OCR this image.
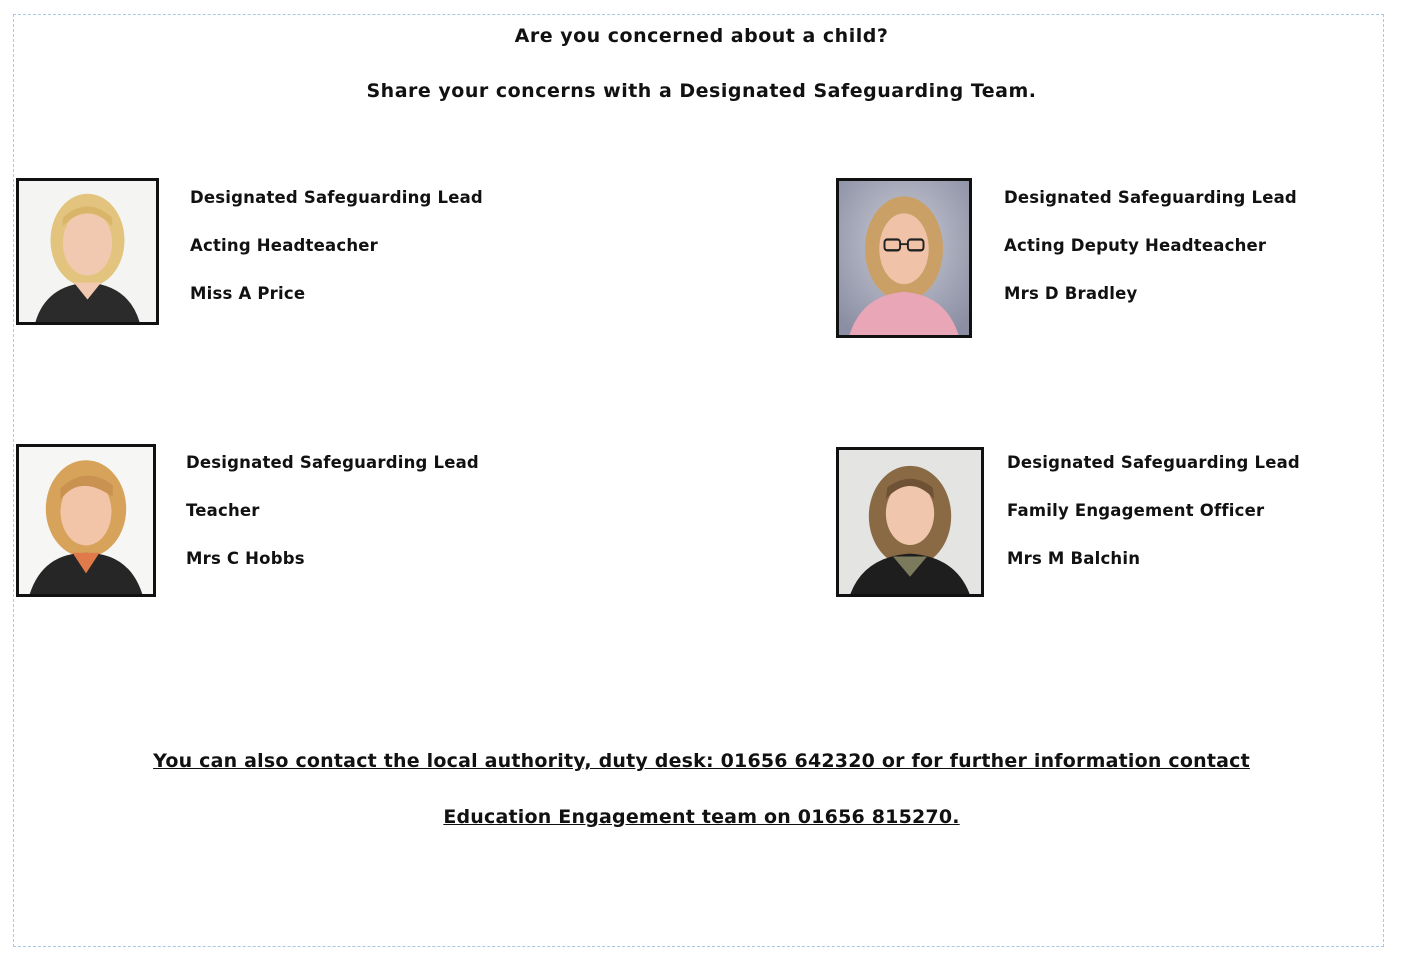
Are you concerned about a child?

Share your concerns with a Designated Safeguarding Team.

Designated Safeguarding Lead
Acting Headteacher
Miss A Price
Designated Safeguarding Lead
Acting Deputy Headteacher
Mrs D Bradley
Designated Safeguarding Lead
Teacher
Mrs C Hobbs
Designated Safeguarding Lead
Family Engagement Officer
Mrs M Balchin
You can also contact the local authority, duty desk: 01656 642320 or for further information contact
Education Engagement team on 01656 815270.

== INSTRUCTIONS FOR THE TASK ==
All entries must be written out again exactly as given, with no pictures in the copy.

== SOLUTION ==
OCR this image.
Are you concerned about a child?

Share your concerns with a Designated Safeguarding Team.

Designated Safeguarding Lead
Acting Headteacher
Miss A Price
Designated Safeguarding Lead
Acting Deputy Headteacher
Mrs D Bradley
Designated Safeguarding Lead
Teacher
Mrs C Hobbs
Designated Safeguarding Lead
Family Engagement Officer
Mrs M Balchin
You can also contact the local authority, duty desk: 01656 642320 or for further information contact
Education Engagement team on 01656 815270.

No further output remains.